From the records below, extract all the text exactly and leave the images behind.

** DATA IN THIS EXERCISE **
= = = = = = =

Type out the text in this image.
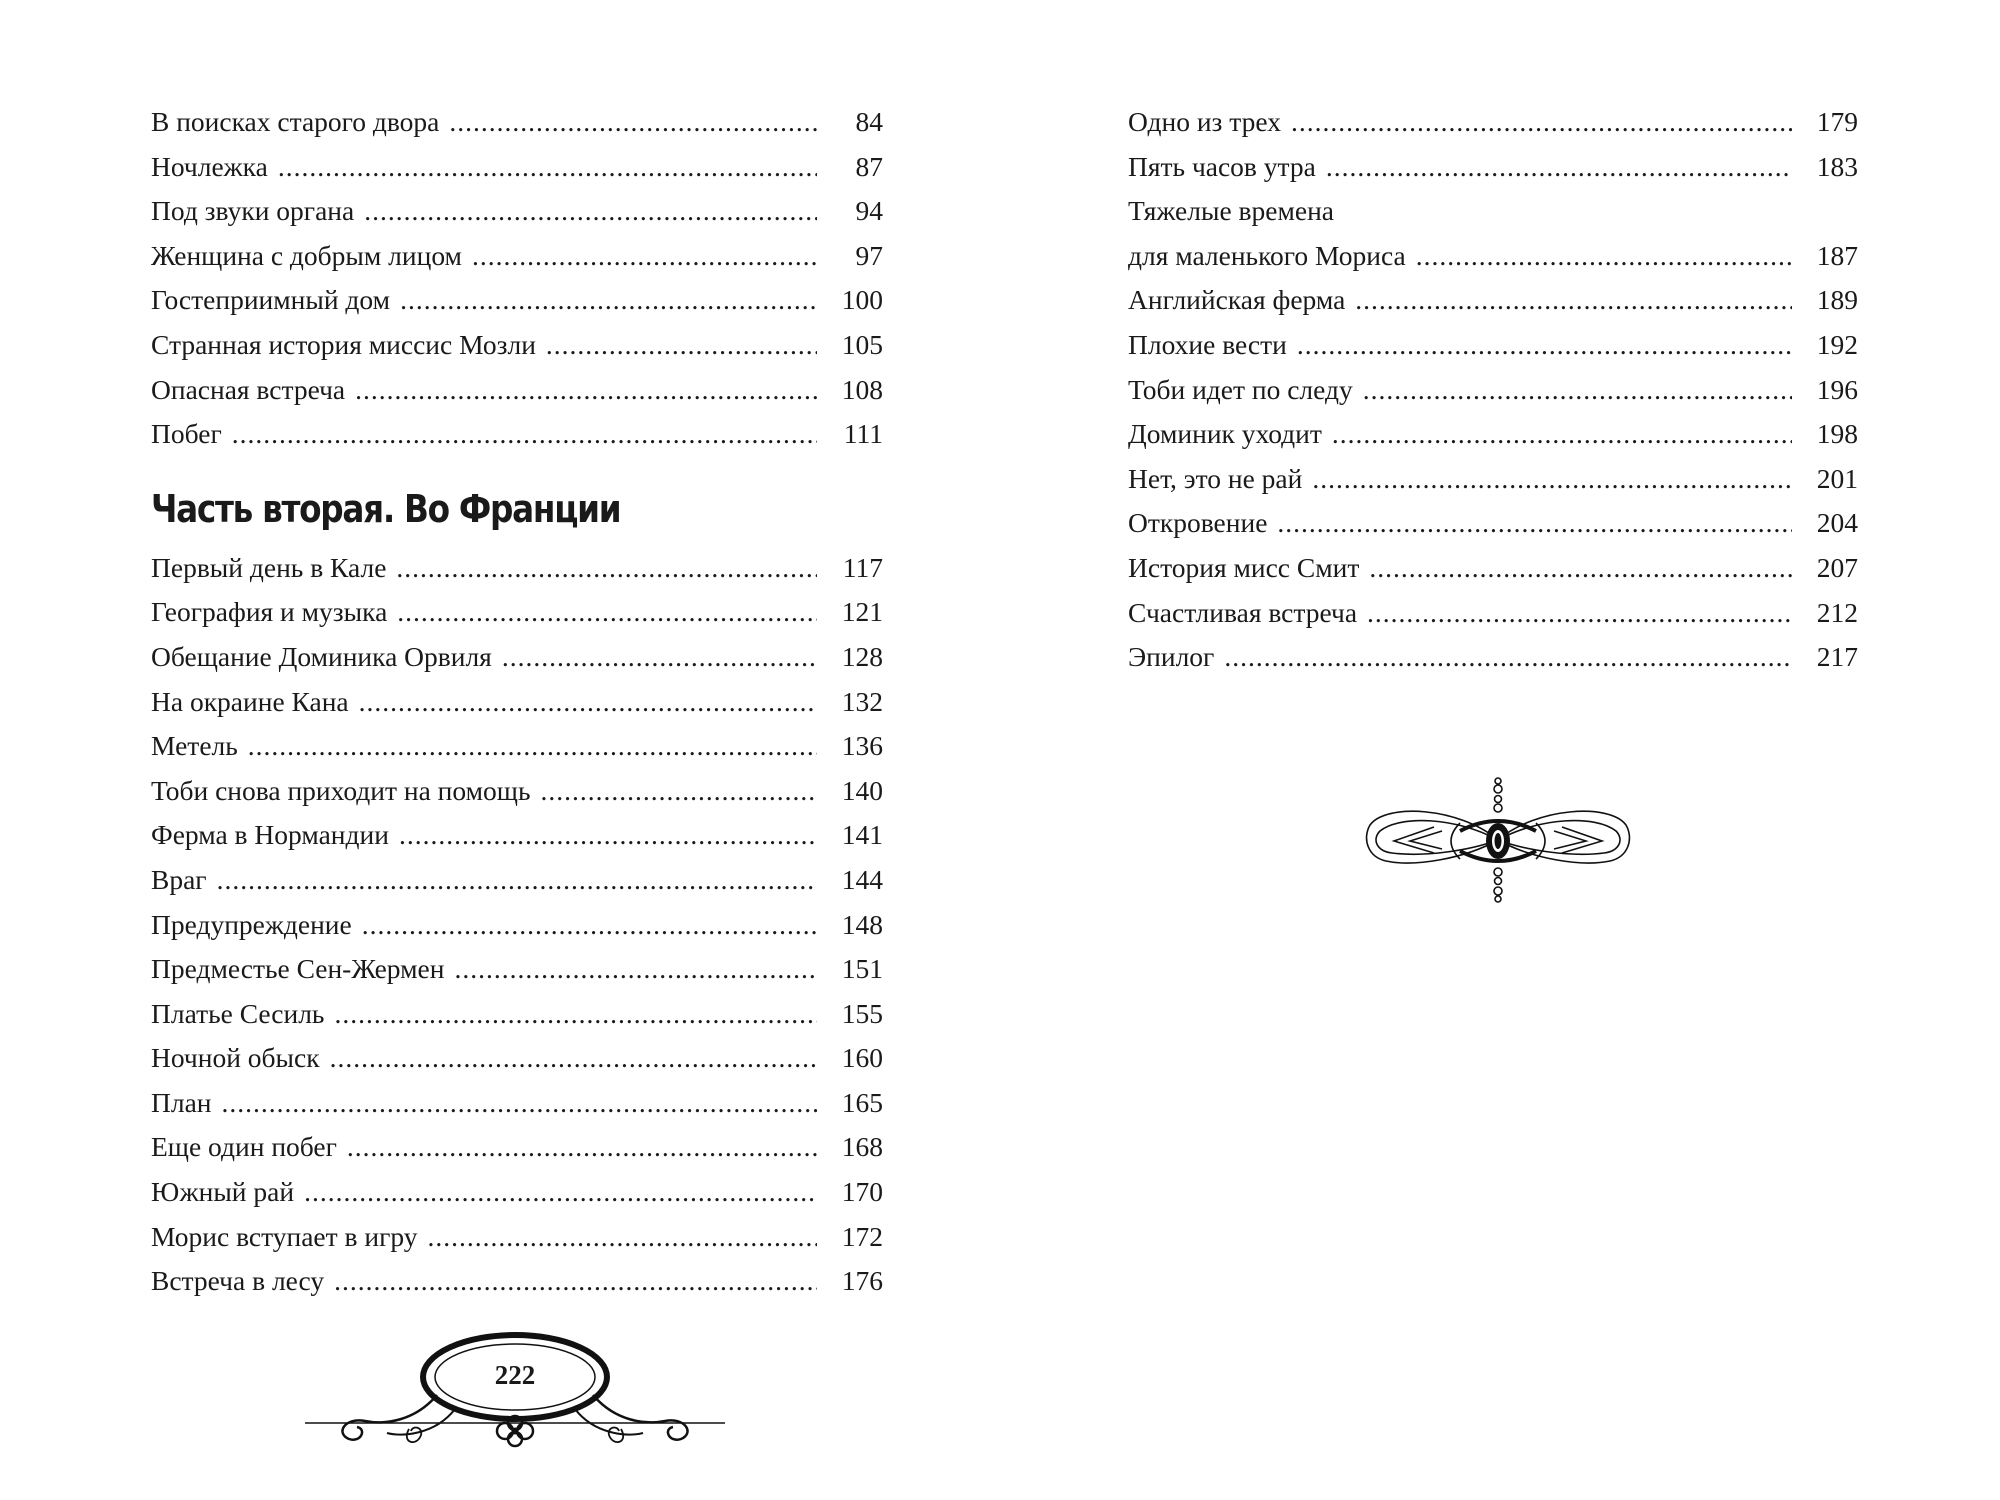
В поисках старого двора .....	84
Ночлежка .....	87
Под звуки органа .....	94
Женщина с добрым лицом .....	97
Гостеприимный дом .....	100
Странная история миссис Мозли .....	105
Опасная встреча .....	108
Побег .....	111
Часть вторая. Во Франции
Первый день в Кале .....	117
География и музыка .....	121
Обещание Доминика Орвиля .....	128
На окраине Кана .....	132
Метель .....	136
Тоби снова приходит на помощь .....	140
Ферма в Нормандии .....	141
Враг .....	144
Предупреждение .....	148
Предместье Сен-Жермен .....	151
Платье Сесиль .....	155
Ночной обыск .....	160
План .....	165
Еще один побег .....	168
Южный рай .....	170
Морис вступает в игру .....	172
Встреча в лесу .....	176
Одно из трех .....	179
Пять часов утра .....	183
Тяжелые времена
для маленького Мориса .....	187
Английская ферма .....	189
Плохие вести .....	192
Тоби идет по следу .....	196
Доминик уходит .....	198
Нет, это не рай .....	201
Откровение .....	204
История мисс Смит .....	207
Счастливая встреча .....	212
Эпилог .....	217
222
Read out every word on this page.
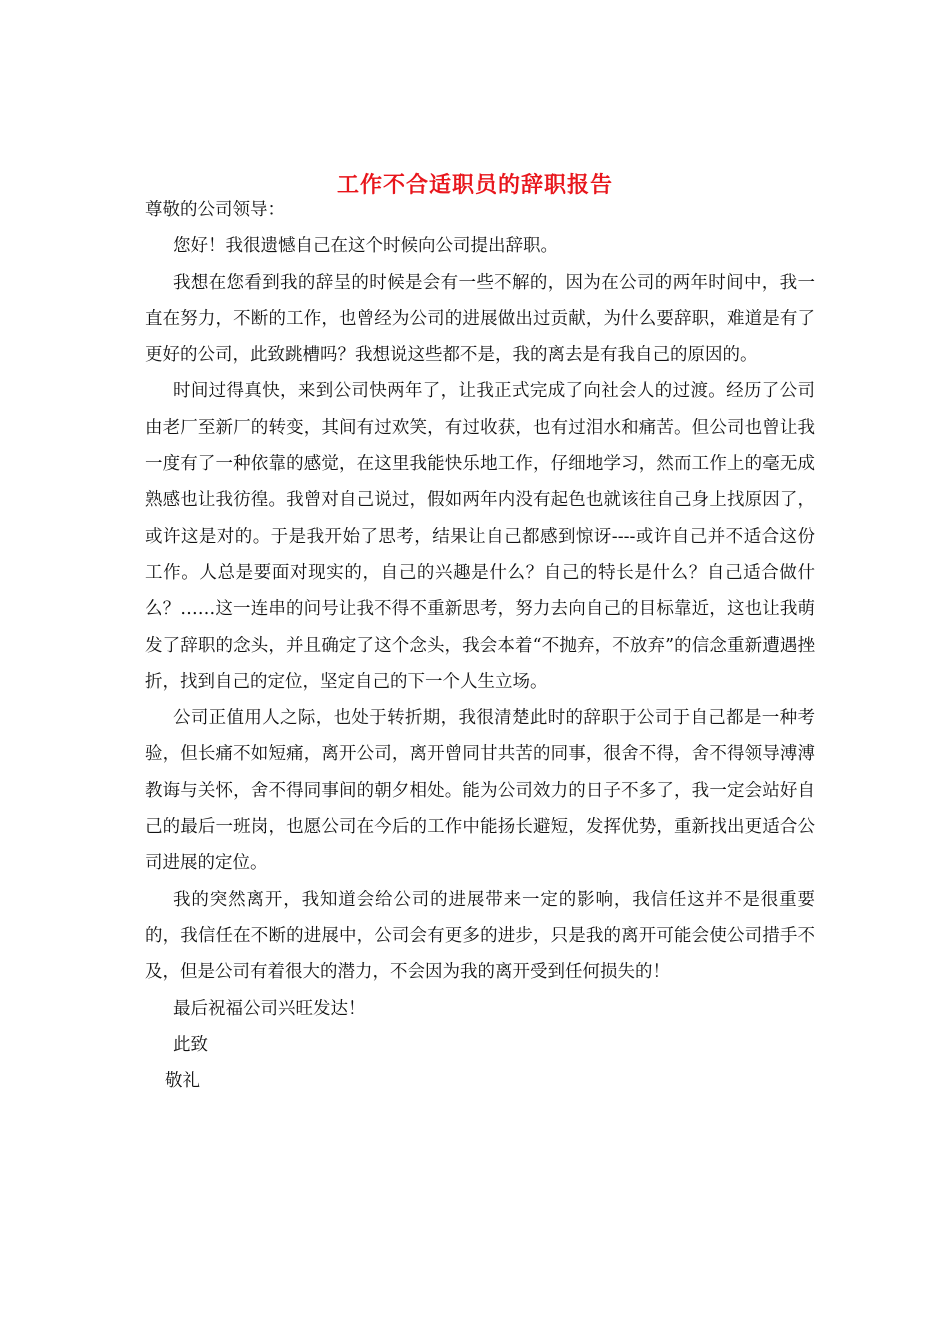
工作不合适职员的辞职报告

尊敬的公司领导：

您好！我很遗憾自己在这个时候向公司提出辞职。

我想在您看到我的辞呈的时候是会有一些不解的，因为在公司的两年时间中，我一直在努力，不断的工作，也曾经为公司的进展做出过贡献，为什么要辞职，难道是有了更好的公司，此致跳槽吗？我想说这些都不是，我的离去是有我自己的原因的。

时间过得真快，来到公司快两年了，让我正式完成了向社会人的过渡。经历了公司由老厂至新厂的转变，其间有过欢笑，有过收获，也有过泪水和痛苦。但公司也曾让我一度有了一种依靠的感觉，在这里我能快乐地工作，仔细地学习，然而工作上的毫无成熟感也让我彷徨。我曾对自己说过，假如两年内没有起色也就该往自己身上找原因了，或许这是对的。于是我开始了思考，结果让自己都感到惊讶----或许自己并不适合这份工作。人总是要面对现实的，自己的兴趣是什么？自己的特长是什么？自己适合做什么？……这一连串的问号让我不得不重新思考，努力去向自己的目标靠近，这也让我萌发了辞职的念头，并且确定了这个念头，我会本着“不抛弃，不放弃”的信念重新遭遇挫折，找到自己的定位，坚定自己的下一个人生立场。

公司正值用人之际，也处于转折期，我很清楚此时的辞职于公司于自己都是一种考验，但长痛不如短痛，离开公司，离开曾同甘共苦的同事，很舍不得，舍不得领导溥溥教诲与关怀，舍不得同事间的朝夕相处。能为公司效力的日子不多了，我一定会站好自己的最后一班岗，也愿公司在今后的工作中能扬长避短，发挥优势，重新找出更适合公司进展的定位。

我的突然离开，我知道会给公司的进展带来一定的影响，我信任这并不是很重要的，我信任在不断的进展中，公司会有更多的进步，只是我的离开可能会使公司措手不及，但是公司有着很大的潜力，不会因为我的离开受到任何损失的！

最后祝福公司兴旺发达！

此致

敬礼
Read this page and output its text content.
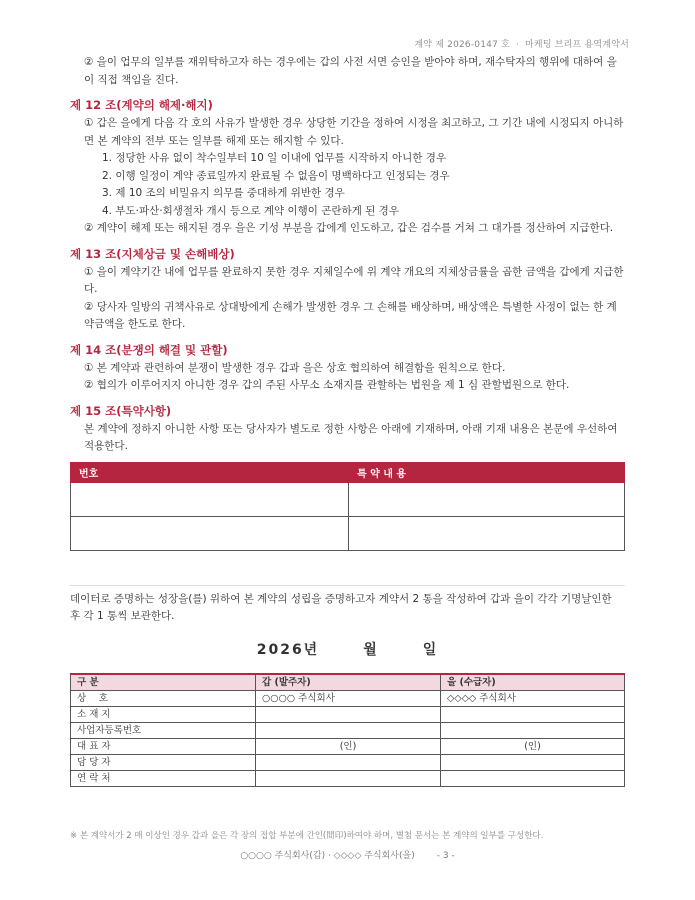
계약 제 2026-0147 호 · 마케팅 브리프 용역계약서

② 을이 업무의 일부를 재위탁하고자 하는 경우에는 갑의 사전 서면 승인을 받아야 하며, 재수탁자의 행위에 대하여 을이 직접 책임을 진다.

제 12 조(계약의 해제·해지)

① 갑은 을에게 다음 각 호의 사유가 발생한 경우 상당한 기간을 정하여 시정을 최고하고, 그 기간 내에 시정되지 아니하면 본 계약의 전부 또는 일부를 해제 또는 해지할 수 있다.

1. 정당한 사유 없이 착수일부터 10 일 이내에 업무를 시작하지 아니한 경우

2. 이행 일정이 계약 종료일까지 완료될 수 없음이 명백하다고 인정되는 경우

3. 제 10 조의 비밀유지 의무를 중대하게 위반한 경우

4. 부도·파산·회생절차 개시 등으로 계약 이행이 곤란하게 된 경우

② 계약이 해제 또는 해지된 경우 을은 기성 부분을 갑에게 인도하고, 갑은 검수를 거쳐 그 대가를 정산하여 지급한다.

제 13 조(지체상금 및 손해배상)

① 을이 계약기간 내에 업무를 완료하지 못한 경우 지체일수에 위 계약 개요의 지체상금률을 곱한 금액을 갑에게 지급한다.

② 당사자 일방의 귀책사유로 상대방에게 손해가 발생한 경우 그 손해를 배상하며, 배상액은 특별한 사정이 없는 한 계약금액을 한도로 한다.

제 14 조(분쟁의 해결 및 관할)

① 본 계약과 관련하여 분쟁이 발생한 경우 갑과 을은 상호 협의하여 해결함을 원칙으로 한다.

② 협의가 이루어지지 아니한 경우 갑의 주된 사무소 소재지를 관할하는 법원을 제 1 심 관할법원으로 한다.

제 15 조(특약사항)

본 계약에 정하지 아니한 사항 또는 당사자가 별도로 정한 사항은 아래에 기재하며, 아래 기재 내용은 본문에 우선하여 적용한다.

번호	특 약 내 용

데이터로 증명하는 성장을(를) 위하여 본 계약의 성립을 증명하고자 계약서 2 통을 작성하여 갑과 을이 각각 기명날인한 후 각 1 통씩 보관한다.

2026년	월	일
구 분	갑 (발주자)	을 (수급자)
상　 호	○○○○ 주식회사	◇◇◇◇ 주식회사
소 재 지		
사업자등록번호		
대 표 자	(인)	(인)
담 당 자		
연 락 처		
※ 본 계약서가 2 매 이상인 경우 갑과 을은 각 장의 접합 부분에 간인(間印)하여야 하며, 별첨 문서는 본 계약의 일부를 구성한다.
○○○○ 주식회사(갑) · ◇◇◇◇ 주식회사(을) - 3 -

= = = = = = =

** FULL RESPONSE **
Type out the text in this image.
В поисках старого двора .....	84
Ночлежка .....	87
Под звуки органа .....	94
Женщина с добрым лицом .....	97
Гостеприимный дом .....	100
Странная история миссис Мозли .....	105
Опасная встреча .....	108
Побег .....	111
Часть вторая. Во Франции
Первый день в Кале .....	117
География и музыка .....	121
Обещание Доминика Орвиля .....	128
На окраине Кана .....	132
Метель .....	136
Тоби снова приходит на помощь .....	140
Ферма в Нормандии .....	141
Враг .....	144
Предупреждение .....	148
Предместье Сен-Жермен .....	151
Платье Сесиль .....	155
Ночной обыск .....	160
План .....	165
Еще один побег .....	168
Южный рай .....	170
Морис вступает в игру .....	172
Встреча в лесу .....	176
Одно из трех .....	179
Пять часов утра .....	183
Тяжелые времена
для маленького Мориса .....	187
Английская ферма .....	189
Плохие вести .....	192
Тоби идет по следу .....	196
Доминик уходит .....	198
Нет, это не рай .....	201
Откровение .....	204
История мисс Смит .....	207
Счастливая встреча .....	212
Эпилог .....	217
222
Read out every word on this page.
工作不合适职员的辞职报告

尊敬的公司领导：

您好！我很遗憾自己在这个时候向公司提出辞职。

我想在您看到我的辞呈的时候是会有一些不解的，因为在公司的两年时间中，我一直在努力，不断的工作，也曾经为公司的进展做出过贡献，为什么要辞职，难道是有了更好的公司，此致跳槽吗？我想说这些都不是，我的离去是有我自己的原因的。

时间过得真快，来到公司快两年了，让我正式完成了向社会人的过渡。经历了公司由老厂至新厂的转变，其间有过欢笑，有过收获，也有过泪水和痛苦。但公司也曾让我一度有了一种依靠的感觉，在这里我能快乐地工作，仔细地学习，然而工作上的毫无成熟感也让我彷徨。我曾对自己说过，假如两年内没有起色也就该往自己身上找原因了，或许这是对的。于是我开始了思考，结果让自己都感到惊讶----或许自己并不适合这份工作。人总是要面对现实的，自己的兴趣是什么？自己的特长是什么？自己适合做什么？……这一连串的问号让我不得不重新思考，努力去向自己的目标靠近，这也让我萌发了辞职的念头，并且确定了这个念头，我会本着“不抛弃，不放弃”的信念重新遭遇挫折，找到自己的定位，坚定自己的下一个人生立场。

公司正值用人之际，也处于转折期，我很清楚此时的辞职于公司于自己都是一种考验，但长痛不如短痛，离开公司，离开曾同甘共苦的同事，很舍不得，舍不得领导溥溥教诲与关怀，舍不得同事间的朝夕相处。能为公司效力的日子不多了，我一定会站好自己的最后一班岗，也愿公司在今后的工作中能扬长避短，发挥优势，重新找出更适合公司进展的定位。

我的突然离开，我知道会给公司的进展带来一定的影响，我信任这并不是很重要的，我信任在不断的进展中，公司会有更多的进步，只是我的离开可能会使公司措手不及，但是公司有着很大的潜力，不会因为我的离开受到任何损失的！

最后祝福公司兴旺发达！

此致

敬礼
Read this page and output its text content.
계약 제 2026-0147 호 · 마케팅 브리프 용역계약서

② 을이 업무의 일부를 재위탁하고자 하는 경우에는 갑의 사전 서면 승인을 받아야 하며, 재수탁자의 행위에 대하여 을이 직접 책임을 진다.

제 12 조(계약의 해제·해지)

① 갑은 을에게 다음 각 호의 사유가 발생한 경우 상당한 기간을 정하여 시정을 최고하고, 그 기간 내에 시정되지 아니하면 본 계약의 전부 또는 일부를 해제 또는 해지할 수 있다.

1. 정당한 사유 없이 착수일부터 10 일 이내에 업무를 시작하지 아니한 경우

2. 이행 일정이 계약 종료일까지 완료될 수 없음이 명백하다고 인정되는 경우

3. 제 10 조의 비밀유지 의무를 중대하게 위반한 경우

4. 부도·파산·회생절차 개시 등으로 계약 이행이 곤란하게 된 경우

② 계약이 해제 또는 해지된 경우 을은 기성 부분을 갑에게 인도하고, 갑은 검수를 거쳐 그 대가를 정산하여 지급한다.

제 13 조(지체상금 및 손해배상)

① 을이 계약기간 내에 업무를 완료하지 못한 경우 지체일수에 위 계약 개요의 지체상금률을 곱한 금액을 갑에게 지급한다.

② 당사자 일방의 귀책사유로 상대방에게 손해가 발생한 경우 그 손해를 배상하며, 배상액은 특별한 사정이 없는 한 계약금액을 한도로 한다.

제 14 조(분쟁의 해결 및 관할)

① 본 계약과 관련하여 분쟁이 발생한 경우 갑과 을은 상호 협의하여 해결함을 원칙으로 한다.

② 협의가 이루어지지 아니한 경우 갑의 주된 사무소 소재지를 관할하는 법원을 제 1 심 관할법원으로 한다.

제 15 조(특약사항)

본 계약에 정하지 아니한 사항 또는 당사자가 별도로 정한 사항은 아래에 기재하며, 아래 기재 내용은 본문에 우선하여 적용한다.

번호	특 약 내 용

데이터로 증명하는 성장을(를) 위하여 본 계약의 성립을 증명하고자 계약서 2 통을 작성하여 갑과 을이 각각 기명날인한 후 각 1 통씩 보관한다.

2026년	월	일
구 분	갑 (발주자)	을 (수급자)
상　 호	○○○○ 주식회사	◇◇◇◇ 주식회사
소 재 지		
사업자등록번호		
대 표 자	(인)	(인)
담 당 자		
연 락 처		
※ 본 계약서가 2 매 이상인 경우 갑과 을은 각 장의 접합 부분에 간인(間印)하여야 하며, 별첨 문서는 본 계약의 일부를 구성한다.
○○○○ 주식회사(갑) · ◇◇◇◇ 주식회사(을) - 3 -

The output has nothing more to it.